Menteri Keuangan Sri Mulyani Indrawati membeberkan subsidi energi dan kompensasi yang sebesar Rp 502,4 triliun tidak akan cukup sampai akhir 2022. Pasalnya konsumsi Bahan Bakar Minyak (BBM), khususnya Pertalite, terus meningkat.
"Dengan harga BBM, minyak dunia yang terus tinggi, Rp 502 triliun diperkirakan akan habis dan masih belum mencukupi. Kita memeperkirakan apabila laju konsumsi seperti yang terjadi pada 7 bulan terakhir ini, maka Rp 502 triliun akan habis dan masih akan ada tambahan lagi," kata Sri Mulyani dalam rapat kerja dengan Badan Anggaran DPR RI, (23/8/2022).
Padahal besaran subsidi energi dan kompensasi yang sebesar Rp 502,4 triliun sudah naik 3x lipat dari alokasi sebelumnya yang hanya Rp 152,5 triliun. Berdasarkan perhitungan Kementerian ESDM, volume Pertalite diperkirakan akan jebol dari 23 juta kilo liter (KL) menjadi 29 juta KL jika tidak ada pengendalian konsumsi.
Dengan jebolnya volume tersebut, Sri Mulyani memperkirakan subsidi Pertalite dan Solar bisa meledak Rp 198 triliun atau menjadi Rp 700 triliun sampai akhir tahun. Tambahan itu akan terjadi jika pemerintah tidak menaikkan harga BBM dalam waktu dekat.
"Kalau harga minyak terus di atas US$ 100 per barel, maka kita perkirakan subsidi itu harus nambah lagi bahkan bisa mencapai Rp 198 triliun, di atas Rp 502 triliun, nambah kalau kita nggak menaikkan BBM. Kalau nggak ada apa-apa, tidak dilakukan pembatasan, Rp 502 triliun tidak akan cukup," jelasnya.

• _Daftar Soal_:
• A. Tentukan apakah setiap pernyataan berikut sesuai dengan teks tentang subsidi energi. Jawab ya atau tidak, lalu kutip kata-kata teks yang menjadi penentunya.
(i) Alokasi subsidi energi dan kompensasi sebelumnya adalah Rp 152,5 triliun.
(ii) Menurut Kementerian ESDM, volume Pertalite diperkirakan mencapai 29 juta KL walaupun konsumsi dikendalikan.
(iii) Sri Mulyani menyampaikan perkiraannya dalam rapat kerja dengan Komisi XI DPR.
• B. Menurut teks tentang subsidi energi, berapa perkiraan Sri Mulyani untuk total subsidi Pertalite dan Solar sampai akhir tahun jika volume Pertalite jebol?
• C. Lanjutkan teks tentang subsidi energi mulai dari bagian terakhirnya.

• _Bahan Terkumpul_:
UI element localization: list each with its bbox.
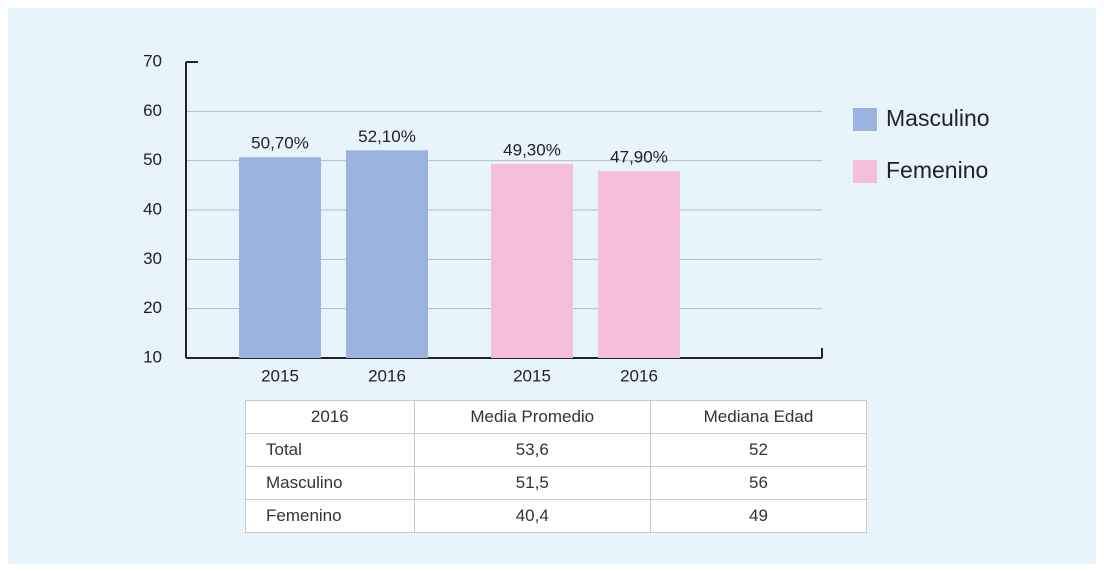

• _Jawaban Berurutan_:
• A.
(i) Ya: "dari alokasi sebelumnya yang hanya Rp 152,5 triliun"
(ii) Tidak: "menjadi 29 juta KL jika tidak ada pengendalian konsumsi"
(iii) Tidak: "dalam rapat kerja dengan Badan Anggaran DPR RI"

• B. Rp 700 triliun.

• C.
Sri Mulyani menjelaskan saat ini pemerintah sedang membahas nasib BBM antara 3 pilihan yakni apakah harganya tidak naik dengan risiko subsidi energi harus ditambah lagi, atau volumenya dikendalikan, atau harga dinaikan. Masing-masing dampak dari kebijakan tersebut masih dibahas.
"Tiga-tiganya nggak enak, APBN jelas akan sangat berat karena subsidi BBM sudah naik 3x lipat," ujarnya.
Pertimbangan Sebelum Naikkan Harga BBM
Sri Mulyani mengatakan faktor pertama yang diperhatikan dalam menentukan nasib harga BBM adalah daya beli masyarakat. Kalau pun harus ada kenaikan harga, pemerintah mencari cara supaya masyarakat 40% terbawah bisa ditolong agar tak terlalu berat.
"Kalau kita lihat masyarakat menengah atas yang konsumsinya kemarin naik tinggi banget, dibandingkan kelompok yang 40% terbawah itu beda karena kan masyarakat nggak 1 daya beli. Itu yang harus dilihat," jelas Sri Mulyani.
Pertimbangan kedua adalah memperhatikan kapasitas APBN. Besaran subsidi energi dan kompensasi yang sebesar Rp 502,4 triliun sudah naik 3x lipat dari alokasi sebelumnya yang hanya Rp 152,5 triliun.
"Memang penerimaan negara kita lagi bagus makanya seluruh penerimaan kita bisa dipakai untuk subsidi sekarang, itu lah kenapa subsidinya naik Rp 502 triliun dan itu pun tidak cukup, pasti nanti kalau tidak bisa membayar meluncur ke 2023," ujarnya.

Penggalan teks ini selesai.